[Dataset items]
━━━━━━━━━━

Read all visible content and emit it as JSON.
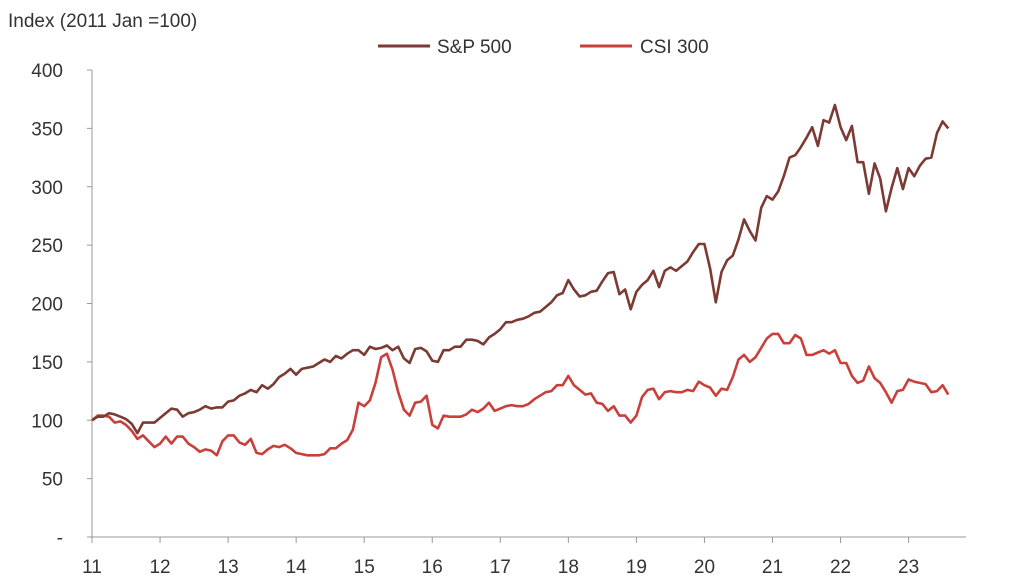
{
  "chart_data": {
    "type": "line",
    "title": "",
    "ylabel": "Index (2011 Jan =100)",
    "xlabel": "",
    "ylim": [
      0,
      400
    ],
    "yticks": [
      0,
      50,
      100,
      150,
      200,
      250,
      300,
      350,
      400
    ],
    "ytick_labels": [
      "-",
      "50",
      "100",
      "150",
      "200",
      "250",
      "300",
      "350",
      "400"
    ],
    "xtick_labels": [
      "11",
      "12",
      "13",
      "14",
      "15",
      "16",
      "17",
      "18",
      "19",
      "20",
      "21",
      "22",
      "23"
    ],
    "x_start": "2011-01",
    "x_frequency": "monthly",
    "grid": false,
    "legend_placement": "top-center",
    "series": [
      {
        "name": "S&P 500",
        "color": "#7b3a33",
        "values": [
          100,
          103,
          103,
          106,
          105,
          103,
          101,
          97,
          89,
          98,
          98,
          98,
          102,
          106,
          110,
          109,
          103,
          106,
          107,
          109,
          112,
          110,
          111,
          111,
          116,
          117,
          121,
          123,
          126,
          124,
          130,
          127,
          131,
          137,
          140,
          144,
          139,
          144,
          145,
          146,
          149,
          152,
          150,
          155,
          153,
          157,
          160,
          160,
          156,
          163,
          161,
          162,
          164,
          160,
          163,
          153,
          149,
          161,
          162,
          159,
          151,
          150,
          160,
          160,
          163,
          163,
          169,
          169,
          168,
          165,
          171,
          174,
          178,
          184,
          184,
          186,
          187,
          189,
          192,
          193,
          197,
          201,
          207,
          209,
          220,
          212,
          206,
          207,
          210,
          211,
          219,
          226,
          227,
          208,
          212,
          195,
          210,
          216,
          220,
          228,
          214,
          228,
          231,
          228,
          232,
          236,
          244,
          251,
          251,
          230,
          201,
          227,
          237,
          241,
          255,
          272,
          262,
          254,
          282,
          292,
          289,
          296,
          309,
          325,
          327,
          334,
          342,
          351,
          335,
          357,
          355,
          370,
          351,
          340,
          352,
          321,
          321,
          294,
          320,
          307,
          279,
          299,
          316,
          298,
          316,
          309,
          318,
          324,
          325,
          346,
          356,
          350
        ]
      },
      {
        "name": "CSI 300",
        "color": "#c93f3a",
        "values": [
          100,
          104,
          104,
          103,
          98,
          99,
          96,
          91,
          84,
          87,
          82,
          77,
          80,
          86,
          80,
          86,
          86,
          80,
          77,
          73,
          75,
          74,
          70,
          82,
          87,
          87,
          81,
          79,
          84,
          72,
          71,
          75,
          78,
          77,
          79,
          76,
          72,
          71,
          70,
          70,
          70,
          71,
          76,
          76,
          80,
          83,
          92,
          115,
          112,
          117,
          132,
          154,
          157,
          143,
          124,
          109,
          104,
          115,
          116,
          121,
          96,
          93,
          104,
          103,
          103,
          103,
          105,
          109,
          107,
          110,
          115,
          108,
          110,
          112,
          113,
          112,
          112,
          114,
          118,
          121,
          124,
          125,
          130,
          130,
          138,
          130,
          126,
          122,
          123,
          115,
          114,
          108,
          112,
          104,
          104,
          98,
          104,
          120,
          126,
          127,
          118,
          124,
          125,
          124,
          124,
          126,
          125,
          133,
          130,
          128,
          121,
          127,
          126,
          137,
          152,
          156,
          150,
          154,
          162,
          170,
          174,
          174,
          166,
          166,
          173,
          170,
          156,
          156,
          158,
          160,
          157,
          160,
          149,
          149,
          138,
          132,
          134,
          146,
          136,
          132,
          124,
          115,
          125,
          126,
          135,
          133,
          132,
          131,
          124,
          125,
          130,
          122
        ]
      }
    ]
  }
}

━━━━━━━━━━

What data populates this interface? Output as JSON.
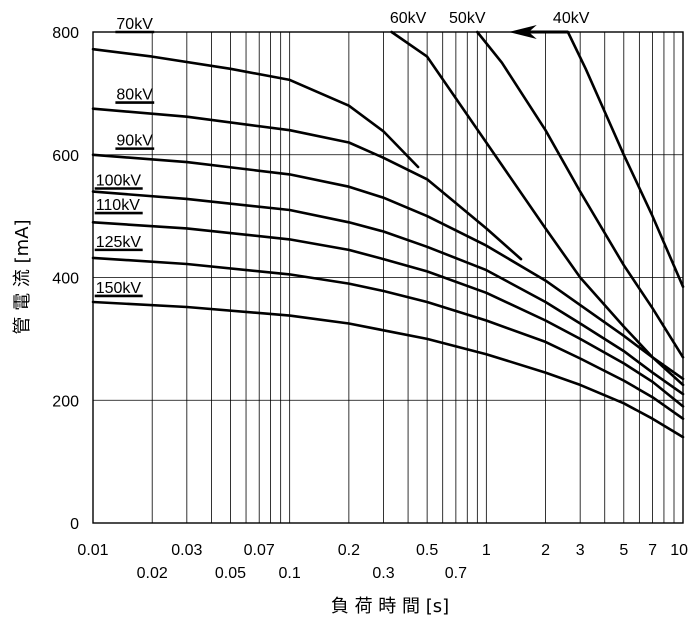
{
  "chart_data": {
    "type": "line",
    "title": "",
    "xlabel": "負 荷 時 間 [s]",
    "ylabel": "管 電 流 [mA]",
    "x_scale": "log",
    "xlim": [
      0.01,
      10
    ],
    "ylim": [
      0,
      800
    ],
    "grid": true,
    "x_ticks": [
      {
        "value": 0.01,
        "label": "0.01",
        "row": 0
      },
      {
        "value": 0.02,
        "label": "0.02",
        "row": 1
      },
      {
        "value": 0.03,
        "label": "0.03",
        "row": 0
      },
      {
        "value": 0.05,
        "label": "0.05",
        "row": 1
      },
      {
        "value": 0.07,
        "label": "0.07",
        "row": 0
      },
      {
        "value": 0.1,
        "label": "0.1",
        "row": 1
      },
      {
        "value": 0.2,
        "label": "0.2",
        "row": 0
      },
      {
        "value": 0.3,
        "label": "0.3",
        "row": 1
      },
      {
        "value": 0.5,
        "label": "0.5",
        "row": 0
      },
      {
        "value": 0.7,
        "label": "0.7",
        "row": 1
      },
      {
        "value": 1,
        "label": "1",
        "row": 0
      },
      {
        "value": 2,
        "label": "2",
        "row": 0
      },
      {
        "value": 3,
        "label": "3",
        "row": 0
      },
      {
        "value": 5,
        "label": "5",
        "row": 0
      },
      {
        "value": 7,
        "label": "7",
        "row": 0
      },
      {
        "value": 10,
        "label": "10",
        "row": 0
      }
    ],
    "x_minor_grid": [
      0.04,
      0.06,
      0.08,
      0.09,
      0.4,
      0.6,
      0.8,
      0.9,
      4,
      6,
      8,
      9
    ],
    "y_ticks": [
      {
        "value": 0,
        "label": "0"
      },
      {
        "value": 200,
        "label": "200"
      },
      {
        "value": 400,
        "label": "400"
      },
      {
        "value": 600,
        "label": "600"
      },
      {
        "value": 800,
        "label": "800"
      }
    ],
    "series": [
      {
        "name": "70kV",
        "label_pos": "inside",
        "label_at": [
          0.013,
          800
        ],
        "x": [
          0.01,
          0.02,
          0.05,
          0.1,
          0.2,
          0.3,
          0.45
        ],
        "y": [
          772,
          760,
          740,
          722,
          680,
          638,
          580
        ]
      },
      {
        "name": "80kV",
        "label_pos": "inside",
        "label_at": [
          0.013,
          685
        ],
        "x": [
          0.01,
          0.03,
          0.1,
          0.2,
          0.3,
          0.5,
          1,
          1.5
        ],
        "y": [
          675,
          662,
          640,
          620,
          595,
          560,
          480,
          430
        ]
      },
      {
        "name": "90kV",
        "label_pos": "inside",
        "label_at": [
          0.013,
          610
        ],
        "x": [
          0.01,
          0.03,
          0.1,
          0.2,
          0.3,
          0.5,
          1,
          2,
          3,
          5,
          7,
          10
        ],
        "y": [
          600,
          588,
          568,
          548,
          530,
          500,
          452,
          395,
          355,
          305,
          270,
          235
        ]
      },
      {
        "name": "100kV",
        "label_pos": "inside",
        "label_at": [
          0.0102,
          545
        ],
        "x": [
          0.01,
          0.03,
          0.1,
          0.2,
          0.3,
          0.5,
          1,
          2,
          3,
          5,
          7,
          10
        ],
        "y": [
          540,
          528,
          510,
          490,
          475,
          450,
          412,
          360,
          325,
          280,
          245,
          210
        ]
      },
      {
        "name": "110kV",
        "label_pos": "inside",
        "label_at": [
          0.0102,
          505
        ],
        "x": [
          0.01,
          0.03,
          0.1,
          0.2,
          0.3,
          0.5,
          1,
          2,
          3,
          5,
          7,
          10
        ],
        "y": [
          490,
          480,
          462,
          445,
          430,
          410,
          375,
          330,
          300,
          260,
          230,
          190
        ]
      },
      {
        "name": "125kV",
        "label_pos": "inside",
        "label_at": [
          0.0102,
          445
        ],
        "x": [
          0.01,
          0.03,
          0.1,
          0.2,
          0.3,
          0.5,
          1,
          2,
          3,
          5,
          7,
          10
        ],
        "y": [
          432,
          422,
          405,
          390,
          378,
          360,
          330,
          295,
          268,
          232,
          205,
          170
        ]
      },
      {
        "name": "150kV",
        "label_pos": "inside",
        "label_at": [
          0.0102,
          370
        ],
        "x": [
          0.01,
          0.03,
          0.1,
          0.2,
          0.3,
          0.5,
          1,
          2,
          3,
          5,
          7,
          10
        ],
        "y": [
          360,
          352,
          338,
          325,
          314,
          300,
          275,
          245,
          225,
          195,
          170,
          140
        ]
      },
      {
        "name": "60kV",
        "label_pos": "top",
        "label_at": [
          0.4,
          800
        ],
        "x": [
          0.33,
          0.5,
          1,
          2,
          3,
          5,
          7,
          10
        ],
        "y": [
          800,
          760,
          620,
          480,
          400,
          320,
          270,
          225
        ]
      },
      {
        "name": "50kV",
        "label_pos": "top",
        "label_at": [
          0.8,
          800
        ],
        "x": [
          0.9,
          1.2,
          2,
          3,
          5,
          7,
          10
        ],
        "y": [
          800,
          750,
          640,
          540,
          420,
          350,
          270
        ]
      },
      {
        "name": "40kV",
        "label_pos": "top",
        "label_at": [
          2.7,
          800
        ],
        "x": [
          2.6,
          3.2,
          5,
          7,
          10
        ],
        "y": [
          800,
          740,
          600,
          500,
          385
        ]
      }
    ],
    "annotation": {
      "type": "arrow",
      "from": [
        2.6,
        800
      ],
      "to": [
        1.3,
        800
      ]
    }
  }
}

━━━━━━━━━━

[Written request] Collect the lines of the records that include the string "name".

[Result below]
        "name": "S&P 500",
        "name": "CSI 300",
        "name": "70kV",
        "name": "80kV",
        "name": "90kV",
        "name": "100kV",
        "name": "110kV",
        "name": "125kV",
        "name": "150kV",
        "name": "60kV",
        "name": "50kV",
        "name": "40kV",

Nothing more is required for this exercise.